> _SHORT EXERCISE_
Find each line with the string "given" and copy it.

> _DATA RECORDS_
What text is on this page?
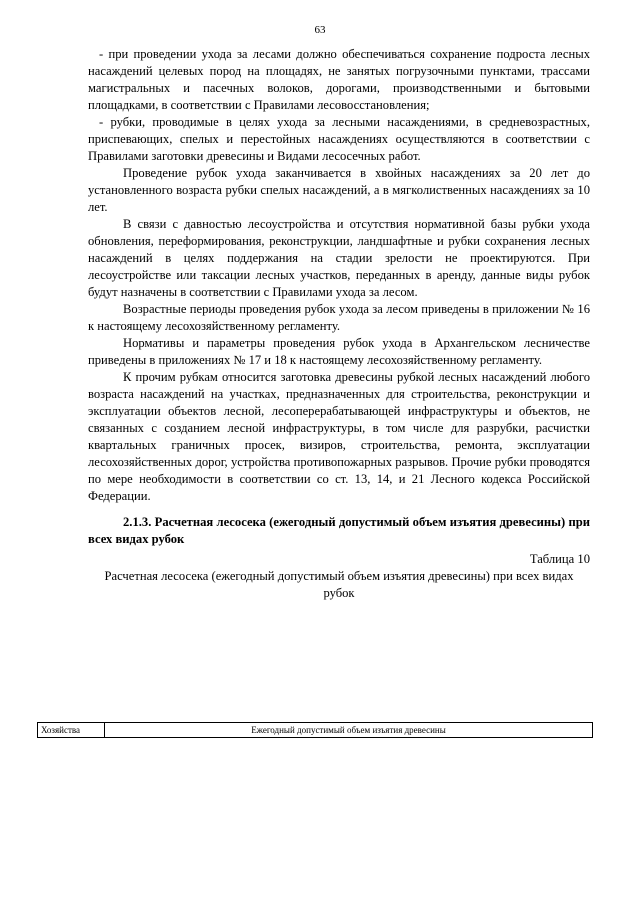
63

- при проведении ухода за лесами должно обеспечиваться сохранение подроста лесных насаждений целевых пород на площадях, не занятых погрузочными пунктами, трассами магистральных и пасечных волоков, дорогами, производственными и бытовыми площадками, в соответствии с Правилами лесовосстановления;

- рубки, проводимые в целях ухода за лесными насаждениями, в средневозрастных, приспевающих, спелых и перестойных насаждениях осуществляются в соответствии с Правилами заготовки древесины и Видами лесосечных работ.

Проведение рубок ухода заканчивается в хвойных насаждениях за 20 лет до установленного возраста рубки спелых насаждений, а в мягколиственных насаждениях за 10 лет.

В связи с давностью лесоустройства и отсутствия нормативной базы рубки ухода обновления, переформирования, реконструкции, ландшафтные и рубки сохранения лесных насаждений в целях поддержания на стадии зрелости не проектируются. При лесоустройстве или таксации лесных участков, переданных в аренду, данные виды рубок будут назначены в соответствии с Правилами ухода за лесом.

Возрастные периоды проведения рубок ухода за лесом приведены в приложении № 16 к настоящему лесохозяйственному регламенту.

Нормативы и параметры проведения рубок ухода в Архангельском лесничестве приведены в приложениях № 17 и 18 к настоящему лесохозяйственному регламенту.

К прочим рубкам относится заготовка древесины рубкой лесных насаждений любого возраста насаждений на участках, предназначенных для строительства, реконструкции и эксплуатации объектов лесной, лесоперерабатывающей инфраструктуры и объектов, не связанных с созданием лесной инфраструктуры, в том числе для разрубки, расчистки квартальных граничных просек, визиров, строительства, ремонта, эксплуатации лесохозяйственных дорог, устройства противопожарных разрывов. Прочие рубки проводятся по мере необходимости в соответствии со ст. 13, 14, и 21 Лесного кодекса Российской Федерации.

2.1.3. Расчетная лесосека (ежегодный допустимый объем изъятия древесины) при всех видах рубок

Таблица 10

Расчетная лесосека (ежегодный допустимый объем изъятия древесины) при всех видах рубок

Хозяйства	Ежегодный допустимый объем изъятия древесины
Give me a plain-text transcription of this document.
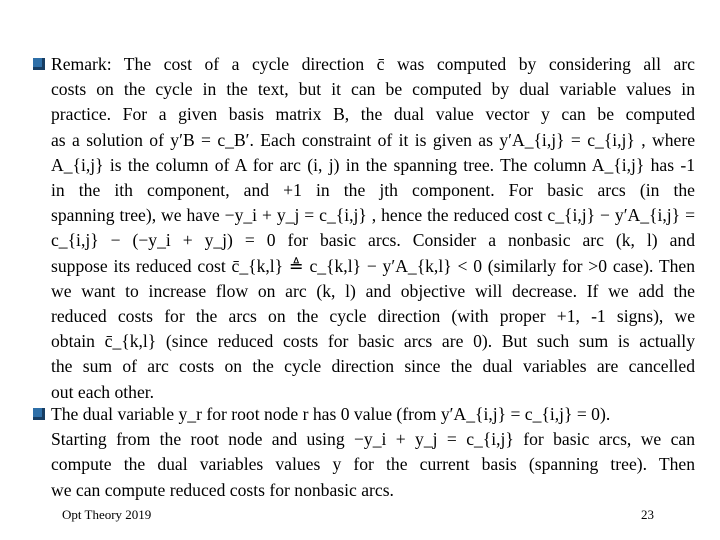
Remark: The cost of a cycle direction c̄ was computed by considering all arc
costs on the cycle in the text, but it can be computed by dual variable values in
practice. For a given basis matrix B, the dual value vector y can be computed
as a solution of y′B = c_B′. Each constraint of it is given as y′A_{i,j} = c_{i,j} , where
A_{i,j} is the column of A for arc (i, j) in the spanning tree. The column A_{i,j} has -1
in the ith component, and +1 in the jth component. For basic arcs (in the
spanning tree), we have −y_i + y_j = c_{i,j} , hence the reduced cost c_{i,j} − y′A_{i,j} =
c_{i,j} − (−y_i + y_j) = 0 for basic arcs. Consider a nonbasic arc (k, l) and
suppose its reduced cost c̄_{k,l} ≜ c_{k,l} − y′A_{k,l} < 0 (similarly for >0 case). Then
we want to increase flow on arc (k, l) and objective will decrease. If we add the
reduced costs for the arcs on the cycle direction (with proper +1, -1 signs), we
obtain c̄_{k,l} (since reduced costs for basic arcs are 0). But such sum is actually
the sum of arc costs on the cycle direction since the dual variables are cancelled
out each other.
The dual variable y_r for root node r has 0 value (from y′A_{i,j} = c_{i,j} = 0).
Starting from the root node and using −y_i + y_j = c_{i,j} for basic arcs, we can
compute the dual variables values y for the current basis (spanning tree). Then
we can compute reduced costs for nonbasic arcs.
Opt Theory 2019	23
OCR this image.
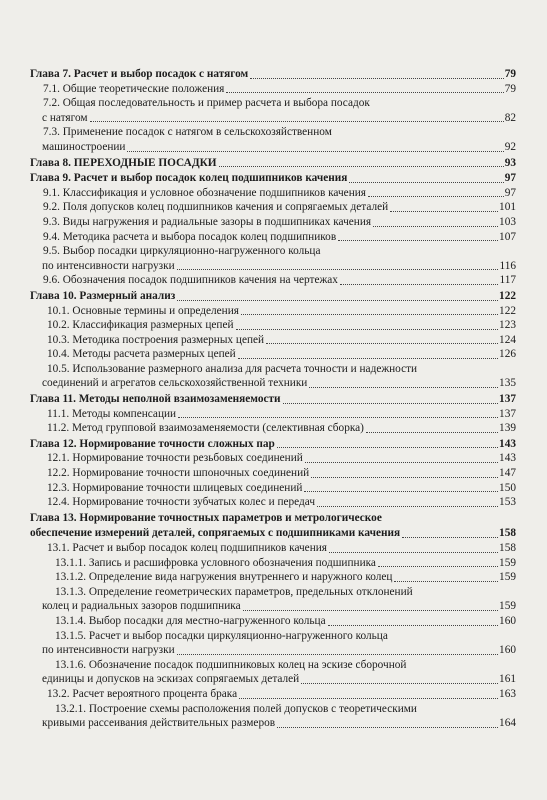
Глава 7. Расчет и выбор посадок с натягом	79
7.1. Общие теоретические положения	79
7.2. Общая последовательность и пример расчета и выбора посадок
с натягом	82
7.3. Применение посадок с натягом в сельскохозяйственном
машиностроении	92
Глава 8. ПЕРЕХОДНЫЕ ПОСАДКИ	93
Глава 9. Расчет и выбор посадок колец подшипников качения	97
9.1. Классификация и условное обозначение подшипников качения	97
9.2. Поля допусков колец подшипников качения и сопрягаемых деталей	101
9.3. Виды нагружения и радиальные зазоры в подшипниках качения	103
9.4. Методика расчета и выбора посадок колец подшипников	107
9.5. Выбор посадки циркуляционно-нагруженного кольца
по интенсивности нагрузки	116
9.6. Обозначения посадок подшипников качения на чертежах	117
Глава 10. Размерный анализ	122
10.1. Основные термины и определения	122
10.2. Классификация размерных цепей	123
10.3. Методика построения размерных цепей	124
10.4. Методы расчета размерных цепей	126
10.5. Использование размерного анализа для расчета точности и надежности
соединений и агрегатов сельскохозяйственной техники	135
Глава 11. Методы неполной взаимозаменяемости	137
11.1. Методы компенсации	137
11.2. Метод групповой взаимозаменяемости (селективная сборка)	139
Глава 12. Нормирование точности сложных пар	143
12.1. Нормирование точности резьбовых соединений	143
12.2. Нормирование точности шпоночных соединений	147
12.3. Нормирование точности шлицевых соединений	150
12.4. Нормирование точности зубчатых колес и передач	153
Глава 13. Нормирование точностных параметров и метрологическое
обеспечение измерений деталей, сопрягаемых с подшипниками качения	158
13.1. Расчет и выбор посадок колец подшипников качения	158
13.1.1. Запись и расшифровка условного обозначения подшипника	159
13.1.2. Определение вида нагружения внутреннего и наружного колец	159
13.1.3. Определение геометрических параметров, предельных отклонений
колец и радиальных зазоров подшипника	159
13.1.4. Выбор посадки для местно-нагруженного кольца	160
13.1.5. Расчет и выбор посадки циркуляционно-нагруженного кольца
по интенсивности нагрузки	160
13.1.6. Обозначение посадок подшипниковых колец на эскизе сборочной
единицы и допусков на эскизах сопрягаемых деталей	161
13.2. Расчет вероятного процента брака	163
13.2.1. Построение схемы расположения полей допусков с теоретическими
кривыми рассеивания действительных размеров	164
---
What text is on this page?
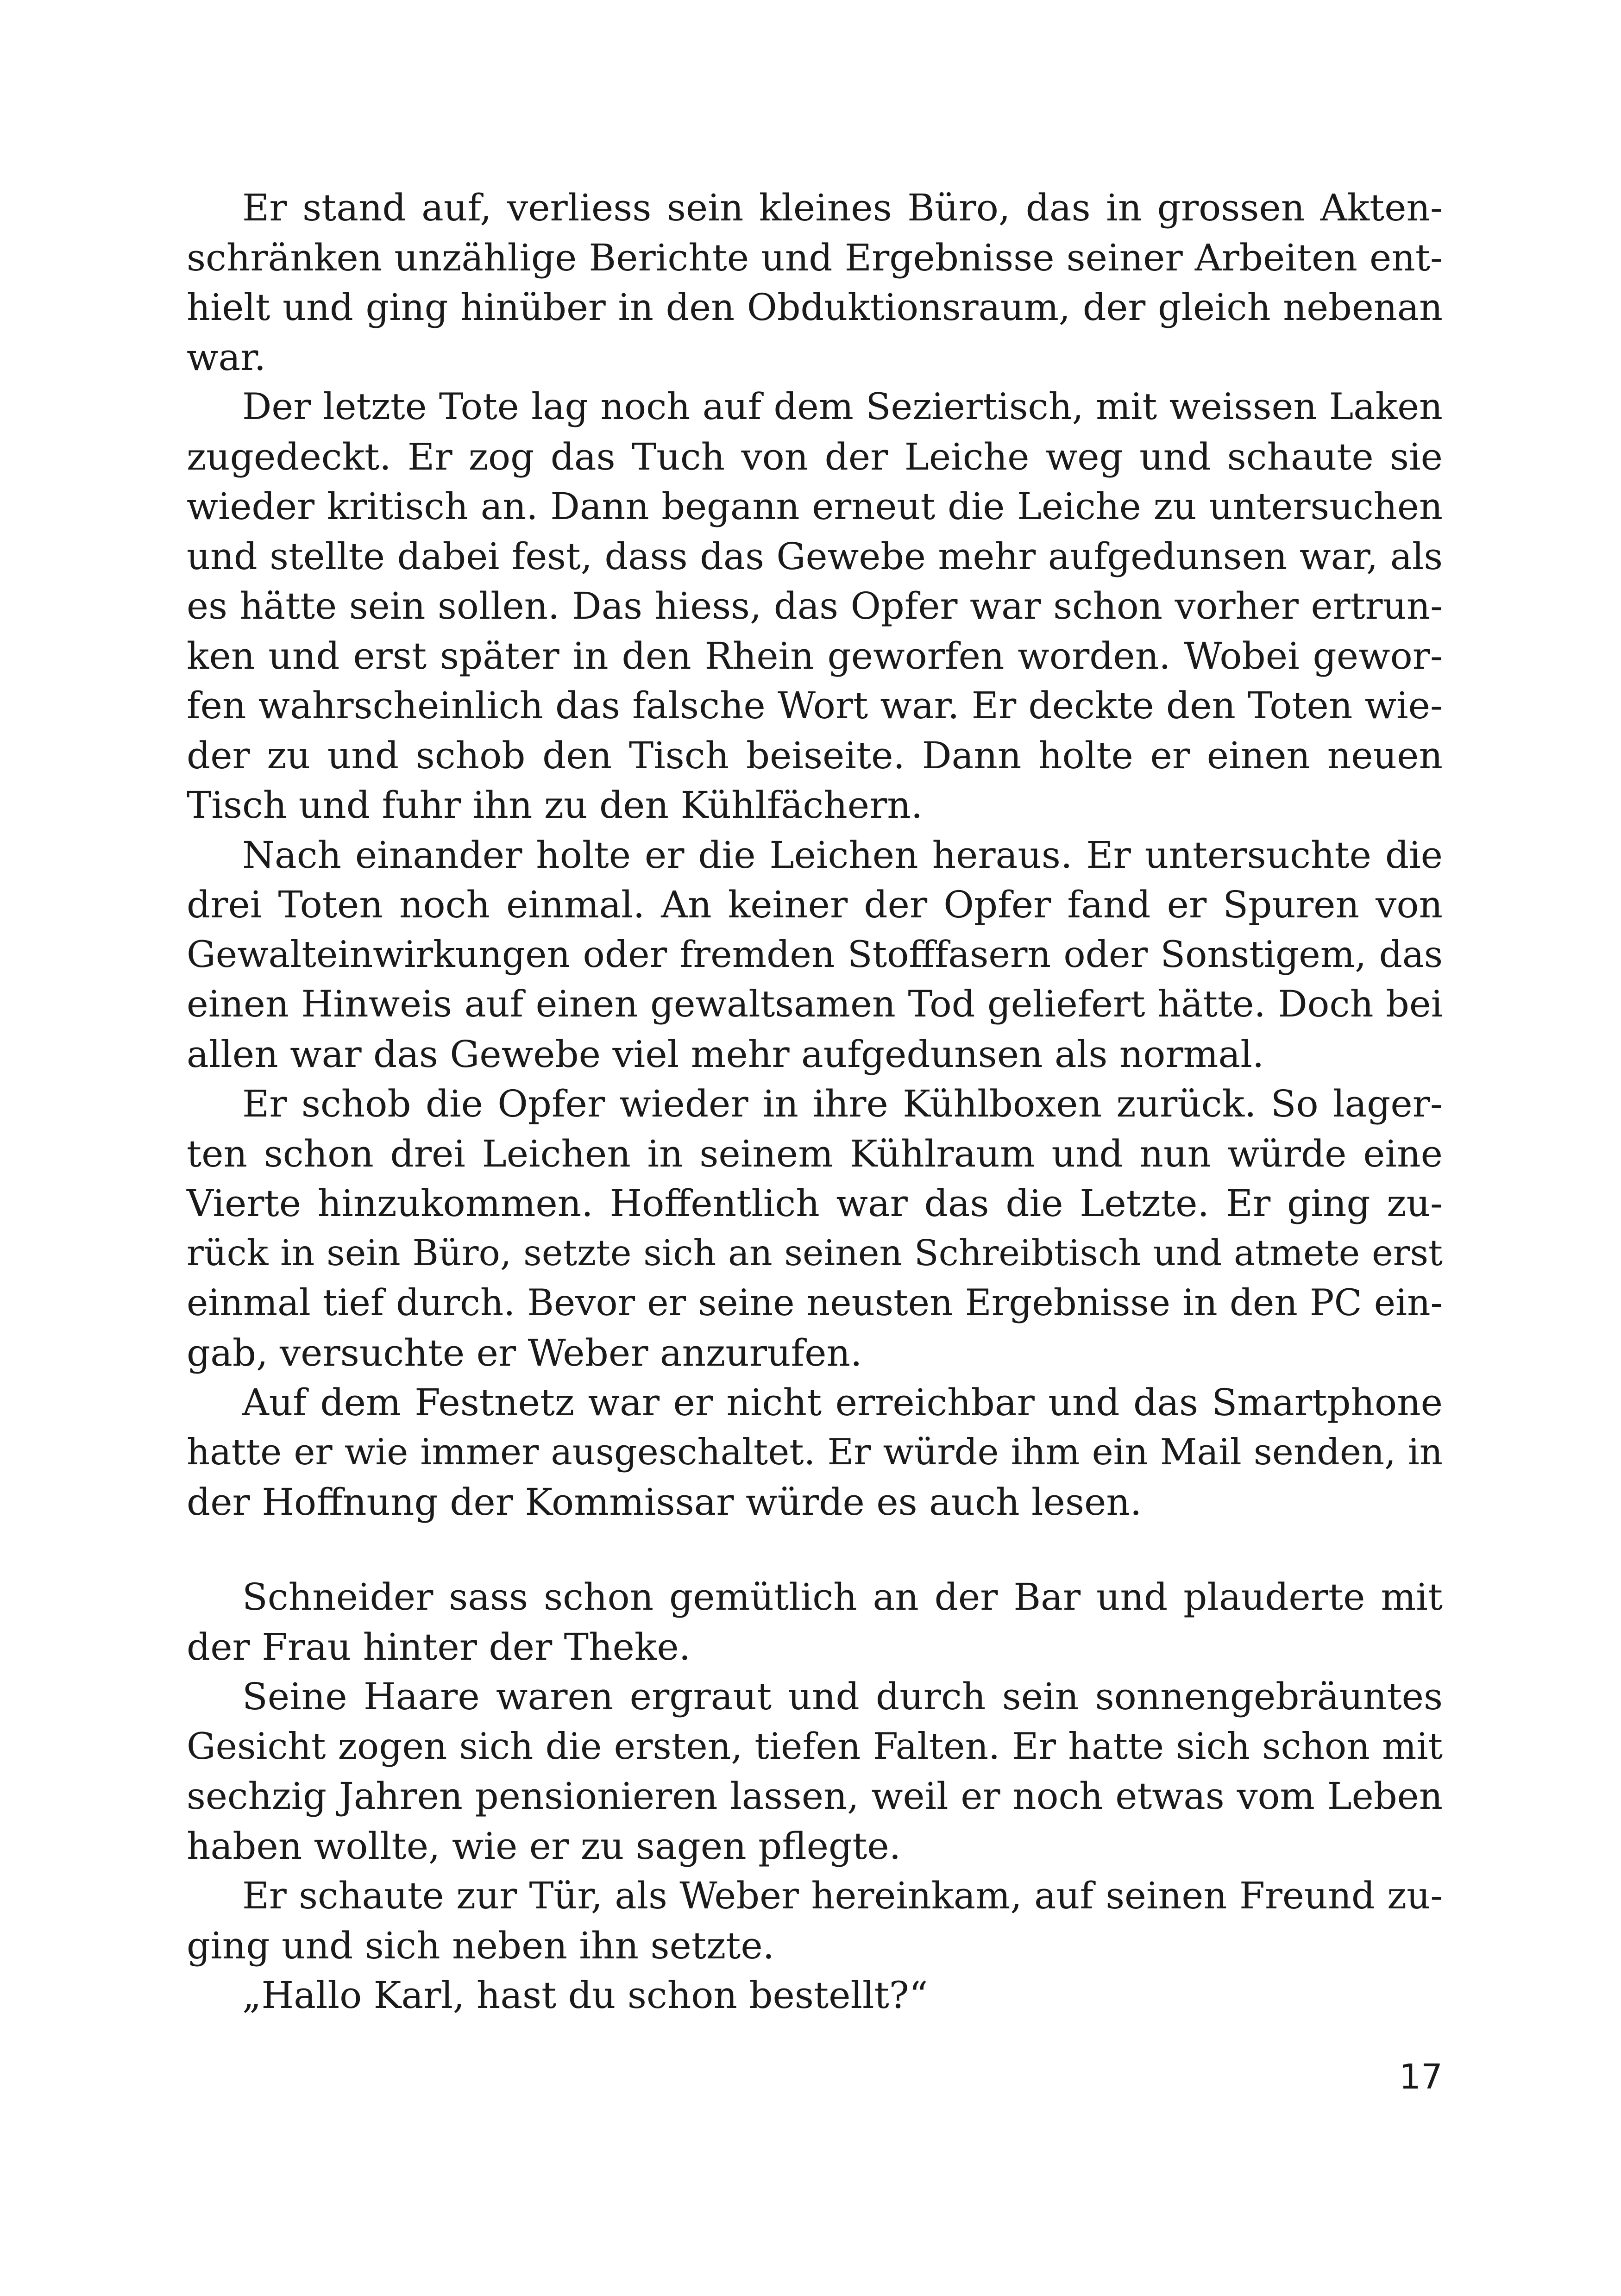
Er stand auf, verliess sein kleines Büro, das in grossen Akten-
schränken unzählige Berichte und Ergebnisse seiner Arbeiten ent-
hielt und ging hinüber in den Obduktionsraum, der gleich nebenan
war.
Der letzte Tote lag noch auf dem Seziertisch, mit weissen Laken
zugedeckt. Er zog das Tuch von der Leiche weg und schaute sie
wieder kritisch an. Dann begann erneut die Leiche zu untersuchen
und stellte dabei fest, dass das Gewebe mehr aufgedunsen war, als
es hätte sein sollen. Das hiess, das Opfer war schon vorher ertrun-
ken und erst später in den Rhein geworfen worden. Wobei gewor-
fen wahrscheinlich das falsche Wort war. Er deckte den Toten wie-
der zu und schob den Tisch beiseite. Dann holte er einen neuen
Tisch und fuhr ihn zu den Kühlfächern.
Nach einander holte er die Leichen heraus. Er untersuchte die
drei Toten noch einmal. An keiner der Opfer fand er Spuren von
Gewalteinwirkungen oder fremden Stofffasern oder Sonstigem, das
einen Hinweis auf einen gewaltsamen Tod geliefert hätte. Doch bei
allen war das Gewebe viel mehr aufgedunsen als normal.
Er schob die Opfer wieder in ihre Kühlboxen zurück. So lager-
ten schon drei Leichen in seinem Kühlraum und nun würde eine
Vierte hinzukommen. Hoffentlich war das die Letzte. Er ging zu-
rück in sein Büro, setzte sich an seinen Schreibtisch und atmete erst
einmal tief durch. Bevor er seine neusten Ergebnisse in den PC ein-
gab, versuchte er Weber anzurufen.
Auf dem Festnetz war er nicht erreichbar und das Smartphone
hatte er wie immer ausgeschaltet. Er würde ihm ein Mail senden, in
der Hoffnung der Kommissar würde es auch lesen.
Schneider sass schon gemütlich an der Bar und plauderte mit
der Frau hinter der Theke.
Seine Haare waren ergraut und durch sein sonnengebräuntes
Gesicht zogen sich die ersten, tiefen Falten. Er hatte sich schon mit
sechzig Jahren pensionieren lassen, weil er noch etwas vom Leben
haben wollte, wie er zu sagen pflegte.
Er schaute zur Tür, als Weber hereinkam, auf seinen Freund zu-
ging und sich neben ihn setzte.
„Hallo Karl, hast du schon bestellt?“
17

> _EXERCISE SOLUTION_
practice. For a given basis matrix B, the dual value vector y can be computed
as a solution of y′B = c_B′. Each constraint of it is given as y′A_{i,j} = c_{i,j} , where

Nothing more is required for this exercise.